» Requirement: Copy every one of the lines below word for word, but leave out the picture.

[Data records]
☆ ☆ ☆ ☆ ☆ ☆ ☆
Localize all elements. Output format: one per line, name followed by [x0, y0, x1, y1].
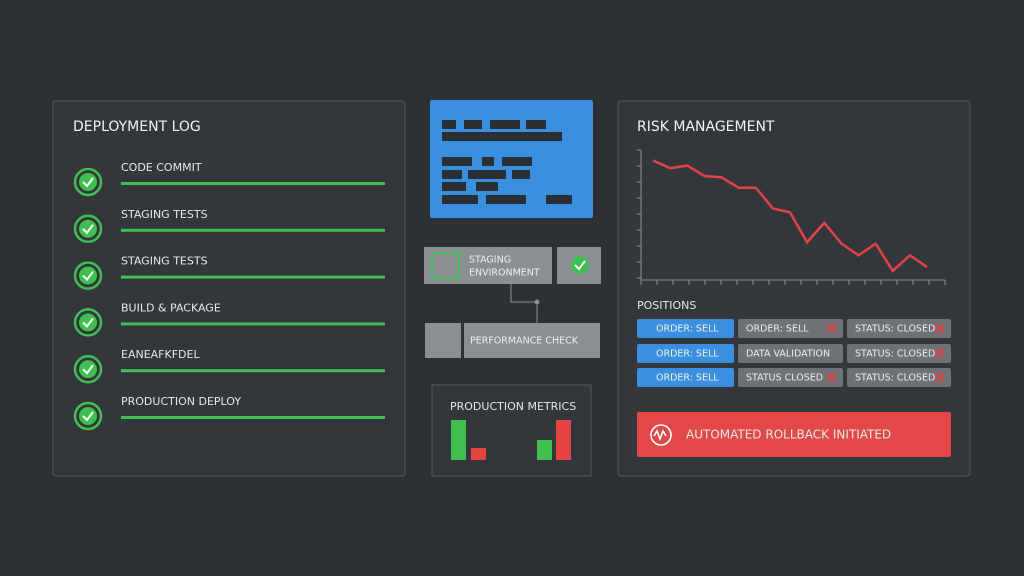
status-icon [79, 407, 97, 425]
status-ring [73, 167, 103, 197]
status-check [82, 177, 94, 188]
metrics-title: PRODUCTION METRICS [450, 400, 576, 413]
check-icon [571, 256, 589, 274]
close-icon [934, 348, 945, 359]
status-ring [73, 401, 103, 431]
status-ring [73, 308, 103, 337]
bar [556, 420, 571, 460]
status-icon [79, 266, 97, 285]
close-icon [934, 372, 945, 383]
log-item: BUILD & PACKAGE [121, 301, 221, 314]
position-cell [847, 368, 951, 387]
position-text: ORDER: SELL [746, 324, 809, 335]
perf-label: PERFORMANCE CHECK [470, 336, 579, 347]
status-ring [73, 261, 103, 290]
connector [510, 284, 538, 323]
position-text: ORDER: SELL [656, 349, 719, 360]
log-item: EANEAFKFDEL [121, 348, 200, 361]
position-cell [738, 319, 843, 338]
log-item: CODE COMMIT [121, 161, 202, 174]
log-item: STAGING TESTS [121, 208, 208, 221]
deployment-panel [52, 100, 406, 477]
position-cell [637, 344, 734, 363]
status-check [82, 411, 94, 422]
position-cell [738, 344, 843, 363]
position-cell [847, 344, 951, 363]
perf-box [464, 323, 600, 358]
status-ring [73, 354, 103, 384]
redacted-code [442, 120, 572, 204]
progress [121, 416, 385, 419]
close-icon [934, 323, 945, 334]
perf-icon-box [425, 323, 461, 358]
panel-title: RISK MANAGEMENT [637, 119, 775, 135]
position-cell [738, 368, 843, 387]
positions-title: POSITIONS [637, 299, 696, 312]
check-mark [574, 260, 586, 271]
status-icon [79, 173, 97, 191]
status-ring [73, 214, 103, 244]
status-icon [79, 360, 97, 379]
staging-icon [431, 252, 460, 279]
progress [121, 322, 385, 326]
position-text: STATUS CLOSED [746, 373, 823, 384]
alert-icon [653, 429, 667, 442]
panel-title: DEPLOYMENT LOG [73, 119, 201, 135]
status-icon [79, 219, 97, 238]
status-check [82, 364, 94, 375]
position-text: ORDER: SELL [656, 324, 719, 335]
progress [121, 182, 385, 185]
log-item: PRODUCTION DEPLOY [121, 395, 241, 408]
position-text: ORDER: SELL [656, 373, 719, 384]
status-icon [79, 313, 97, 332]
progress [121, 275, 385, 279]
close-icon [826, 323, 837, 334]
log-item: STAGING TESTS [121, 255, 208, 268]
progress [121, 228, 385, 232]
position-text: STATUS: CLOSED [855, 324, 935, 335]
alert-text: AUTOMATED ROLLBACK INITIATED [686, 428, 891, 442]
risk-line [652, 159, 928, 273]
connector-dot [534, 299, 540, 305]
progress [121, 369, 385, 373]
position-cell [847, 319, 951, 338]
bar [451, 420, 466, 460]
alert-icon [650, 424, 672, 446]
status-check [82, 224, 94, 235]
close-icon [826, 372, 837, 383]
staging-label: STAGING [469, 255, 511, 266]
position-text: STATUS: CLOSED [855, 349, 935, 360]
position-text: DATA VALIDATION [746, 349, 830, 360]
staging-label: ENVIRONMENT [469, 268, 540, 279]
alert [637, 412, 951, 457]
position-cell [637, 319, 734, 338]
position-text: STATUS: CLOSED [855, 373, 935, 384]
bar [471, 448, 486, 460]
bar [537, 440, 552, 460]
position-cell [637, 368, 734, 387]
status-check [82, 317, 94, 328]
status-check [82, 271, 94, 282]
☆ ☆ ☆ ☆ ☆ ☆ ☆
» Task output:
Localize all elements. Output format: one per line, name followed by [x0, y0, x1, y1].
status-icon [79, 407, 97, 425]
status-ring [73, 167, 103, 197]
status-check [82, 177, 94, 188]
metrics-title: PRODUCTION METRICS [450, 400, 576, 413]
check-icon [571, 256, 589, 274]
close-icon [934, 348, 945, 359]
status-ring [73, 401, 103, 431]
status-ring [73, 308, 103, 337]
bar [556, 420, 571, 460]
status-icon [79, 266, 97, 285]
close-icon [934, 372, 945, 383]
log-item: BUILD & PACKAGE [121, 301, 221, 314]
position-cell [847, 368, 951, 387]
position-text: ORDER: SELL [746, 324, 809, 335]
perf-label: PERFORMANCE CHECK [470, 336, 579, 347]
status-ring [73, 261, 103, 290]
connector [510, 284, 538, 323]
position-text: ORDER: SELL [656, 349, 719, 360]
log-item: EANEAFKFDEL [121, 348, 200, 361]
position-cell [738, 319, 843, 338]
log-item: CODE COMMIT [121, 161, 202, 174]
log-item: STAGING TESTS [121, 208, 208, 221]
deployment-panel [52, 100, 406, 477]
position-cell [637, 344, 734, 363]
status-check [82, 411, 94, 422]
position-cell [738, 344, 843, 363]
position-cell [847, 344, 951, 363]
perf-box [464, 323, 600, 358]
status-ring [73, 354, 103, 384]
redacted-code [442, 120, 572, 204]
progress [121, 416, 385, 419]
close-icon [934, 323, 945, 334]
perf-icon-box [425, 323, 461, 358]
panel-title: RISK MANAGEMENT [637, 119, 775, 135]
position-cell [738, 368, 843, 387]
positions-title: POSITIONS [637, 299, 696, 312]
check-mark [574, 260, 586, 271]
status-icon [79, 173, 97, 191]
status-ring [73, 214, 103, 244]
status-icon [79, 360, 97, 379]
staging-icon [431, 252, 460, 279]
progress [121, 322, 385, 326]
position-text: STATUS CLOSED [746, 373, 823, 384]
alert-icon [653, 429, 667, 442]
panel-title: DEPLOYMENT LOG [73, 119, 201, 135]
status-icon [79, 219, 97, 238]
status-check [82, 364, 94, 375]
position-text: ORDER: SELL [656, 324, 719, 335]
progress [121, 182, 385, 185]
log-item: PRODUCTION DEPLOY [121, 395, 241, 408]
position-text: ORDER: SELL [656, 373, 719, 384]
status-icon [79, 313, 97, 332]
progress [121, 275, 385, 279]
close-icon [826, 323, 837, 334]
log-item: STAGING TESTS [121, 255, 208, 268]
progress [121, 228, 385, 232]
position-text: STATUS: CLOSED [855, 324, 935, 335]
alert-text: AUTOMATED ROLLBACK INITIATED [686, 428, 891, 442]
risk-line [652, 159, 928, 273]
connector-dot [534, 299, 540, 305]
progress [121, 369, 385, 373]
position-cell [847, 319, 951, 338]
bar [451, 420, 466, 460]
alert-icon [650, 424, 672, 446]
status-check [82, 224, 94, 235]
close-icon [826, 372, 837, 383]
staging-label: STAGING [469, 255, 511, 266]
position-text: STATUS: CLOSED [855, 349, 935, 360]
position-text: DATA VALIDATION [746, 349, 830, 360]
staging-label: ENVIRONMENT [469, 268, 540, 279]
alert [637, 412, 951, 457]
position-cell [637, 319, 734, 338]
position-text: STATUS: CLOSED [855, 373, 935, 384]
bar [471, 448, 486, 460]
bar [537, 440, 552, 460]
position-cell [637, 368, 734, 387]
status-check [82, 317, 94, 328]
status-check [82, 271, 94, 282]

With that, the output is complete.